== Task objective ==
Within this material, how many lines have the string "true" in them? The answer is a number, with nothing added.

== Supplied data ==
>> Start
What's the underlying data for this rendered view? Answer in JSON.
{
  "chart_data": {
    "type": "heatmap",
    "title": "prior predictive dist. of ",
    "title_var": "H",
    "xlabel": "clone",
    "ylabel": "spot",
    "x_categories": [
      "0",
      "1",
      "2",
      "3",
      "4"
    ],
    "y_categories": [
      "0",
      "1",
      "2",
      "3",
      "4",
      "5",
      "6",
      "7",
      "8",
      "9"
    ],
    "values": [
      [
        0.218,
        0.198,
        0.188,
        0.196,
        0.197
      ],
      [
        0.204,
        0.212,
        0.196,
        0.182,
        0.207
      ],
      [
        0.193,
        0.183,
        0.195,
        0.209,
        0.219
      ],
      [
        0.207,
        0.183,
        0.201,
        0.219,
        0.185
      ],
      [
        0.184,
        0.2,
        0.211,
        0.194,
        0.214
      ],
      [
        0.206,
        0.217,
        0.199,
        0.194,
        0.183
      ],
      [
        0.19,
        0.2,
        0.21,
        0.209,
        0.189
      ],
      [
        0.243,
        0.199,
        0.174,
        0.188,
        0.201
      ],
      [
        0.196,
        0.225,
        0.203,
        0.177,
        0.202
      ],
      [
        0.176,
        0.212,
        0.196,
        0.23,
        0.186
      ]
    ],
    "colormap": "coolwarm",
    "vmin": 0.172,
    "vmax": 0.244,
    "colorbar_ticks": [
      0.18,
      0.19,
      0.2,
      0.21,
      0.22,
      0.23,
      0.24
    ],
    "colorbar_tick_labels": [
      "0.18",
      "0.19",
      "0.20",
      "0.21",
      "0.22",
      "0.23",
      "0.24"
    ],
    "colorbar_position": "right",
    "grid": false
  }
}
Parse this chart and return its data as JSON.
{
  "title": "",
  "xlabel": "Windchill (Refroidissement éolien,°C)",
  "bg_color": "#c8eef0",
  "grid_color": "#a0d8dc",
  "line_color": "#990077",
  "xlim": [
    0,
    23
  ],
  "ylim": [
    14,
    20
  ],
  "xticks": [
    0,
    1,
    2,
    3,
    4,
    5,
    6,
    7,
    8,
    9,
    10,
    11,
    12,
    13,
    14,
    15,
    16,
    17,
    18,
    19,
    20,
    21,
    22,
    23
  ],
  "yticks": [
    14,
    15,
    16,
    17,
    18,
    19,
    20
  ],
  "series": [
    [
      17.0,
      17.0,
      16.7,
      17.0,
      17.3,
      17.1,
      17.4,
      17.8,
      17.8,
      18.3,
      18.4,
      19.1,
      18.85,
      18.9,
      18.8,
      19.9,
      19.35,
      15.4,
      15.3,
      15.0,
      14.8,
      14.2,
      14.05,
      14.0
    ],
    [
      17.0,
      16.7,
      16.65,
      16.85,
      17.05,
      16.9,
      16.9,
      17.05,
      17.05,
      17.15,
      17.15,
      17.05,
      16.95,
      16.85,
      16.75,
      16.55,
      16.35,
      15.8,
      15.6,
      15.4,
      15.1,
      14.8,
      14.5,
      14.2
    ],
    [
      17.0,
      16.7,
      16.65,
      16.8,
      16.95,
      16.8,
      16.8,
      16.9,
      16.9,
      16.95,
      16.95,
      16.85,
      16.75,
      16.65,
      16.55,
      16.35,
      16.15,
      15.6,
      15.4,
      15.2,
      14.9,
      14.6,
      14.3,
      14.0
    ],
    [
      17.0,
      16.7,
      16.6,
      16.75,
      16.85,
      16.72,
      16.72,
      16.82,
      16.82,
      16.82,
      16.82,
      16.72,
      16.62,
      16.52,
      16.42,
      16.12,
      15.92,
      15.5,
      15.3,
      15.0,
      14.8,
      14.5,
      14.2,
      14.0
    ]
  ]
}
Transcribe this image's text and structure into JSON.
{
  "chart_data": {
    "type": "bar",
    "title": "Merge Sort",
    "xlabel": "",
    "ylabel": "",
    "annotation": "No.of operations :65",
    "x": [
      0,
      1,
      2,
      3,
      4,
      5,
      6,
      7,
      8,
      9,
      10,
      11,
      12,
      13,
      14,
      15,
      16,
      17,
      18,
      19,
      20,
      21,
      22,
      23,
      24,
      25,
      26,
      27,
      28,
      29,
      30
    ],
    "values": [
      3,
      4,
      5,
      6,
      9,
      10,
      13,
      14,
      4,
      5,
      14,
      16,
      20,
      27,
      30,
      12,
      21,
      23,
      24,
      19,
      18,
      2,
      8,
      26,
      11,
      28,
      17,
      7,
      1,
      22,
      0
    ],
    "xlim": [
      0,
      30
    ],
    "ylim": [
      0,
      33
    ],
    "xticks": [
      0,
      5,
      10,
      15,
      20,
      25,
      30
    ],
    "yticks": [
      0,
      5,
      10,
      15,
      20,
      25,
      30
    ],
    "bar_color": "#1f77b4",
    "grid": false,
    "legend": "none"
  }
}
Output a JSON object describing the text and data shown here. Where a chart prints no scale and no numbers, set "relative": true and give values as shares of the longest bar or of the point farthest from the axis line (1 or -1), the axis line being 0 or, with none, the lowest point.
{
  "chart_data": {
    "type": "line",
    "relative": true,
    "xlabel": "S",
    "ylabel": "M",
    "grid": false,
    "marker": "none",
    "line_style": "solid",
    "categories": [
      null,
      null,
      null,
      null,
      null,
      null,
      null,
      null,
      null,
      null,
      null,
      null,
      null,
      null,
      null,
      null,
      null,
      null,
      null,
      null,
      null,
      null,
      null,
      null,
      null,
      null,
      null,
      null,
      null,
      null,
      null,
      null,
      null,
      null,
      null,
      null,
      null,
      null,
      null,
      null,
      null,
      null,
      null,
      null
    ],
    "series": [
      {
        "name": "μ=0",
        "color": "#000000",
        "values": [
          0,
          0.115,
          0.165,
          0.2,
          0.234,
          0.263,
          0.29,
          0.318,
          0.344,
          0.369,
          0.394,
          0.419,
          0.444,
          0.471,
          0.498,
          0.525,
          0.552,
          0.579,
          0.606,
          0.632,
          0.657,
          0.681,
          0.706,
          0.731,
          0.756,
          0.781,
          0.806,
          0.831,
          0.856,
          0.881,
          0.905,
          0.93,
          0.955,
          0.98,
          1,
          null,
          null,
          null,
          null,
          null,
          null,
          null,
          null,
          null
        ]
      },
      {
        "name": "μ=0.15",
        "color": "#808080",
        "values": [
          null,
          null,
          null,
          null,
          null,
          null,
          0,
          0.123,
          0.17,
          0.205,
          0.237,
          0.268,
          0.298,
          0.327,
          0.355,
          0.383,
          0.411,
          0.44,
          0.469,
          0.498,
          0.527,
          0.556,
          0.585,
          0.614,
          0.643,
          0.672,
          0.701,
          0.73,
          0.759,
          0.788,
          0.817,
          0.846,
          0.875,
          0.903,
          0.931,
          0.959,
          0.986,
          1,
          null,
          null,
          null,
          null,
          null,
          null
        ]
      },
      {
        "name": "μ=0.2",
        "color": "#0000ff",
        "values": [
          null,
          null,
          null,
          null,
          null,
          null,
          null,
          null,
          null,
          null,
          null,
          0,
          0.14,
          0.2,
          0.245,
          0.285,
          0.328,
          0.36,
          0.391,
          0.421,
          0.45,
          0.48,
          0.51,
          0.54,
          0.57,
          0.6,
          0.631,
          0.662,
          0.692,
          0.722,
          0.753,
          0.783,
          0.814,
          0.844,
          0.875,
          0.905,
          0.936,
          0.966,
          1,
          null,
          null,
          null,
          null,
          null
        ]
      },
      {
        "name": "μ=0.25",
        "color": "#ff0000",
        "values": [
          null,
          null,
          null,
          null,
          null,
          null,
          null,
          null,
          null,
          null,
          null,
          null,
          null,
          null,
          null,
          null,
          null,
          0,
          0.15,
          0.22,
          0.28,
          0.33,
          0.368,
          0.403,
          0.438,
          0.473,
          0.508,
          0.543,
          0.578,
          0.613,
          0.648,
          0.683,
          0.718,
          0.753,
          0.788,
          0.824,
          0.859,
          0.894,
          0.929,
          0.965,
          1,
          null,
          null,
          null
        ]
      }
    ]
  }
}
>> End
== Solved exercise ==
2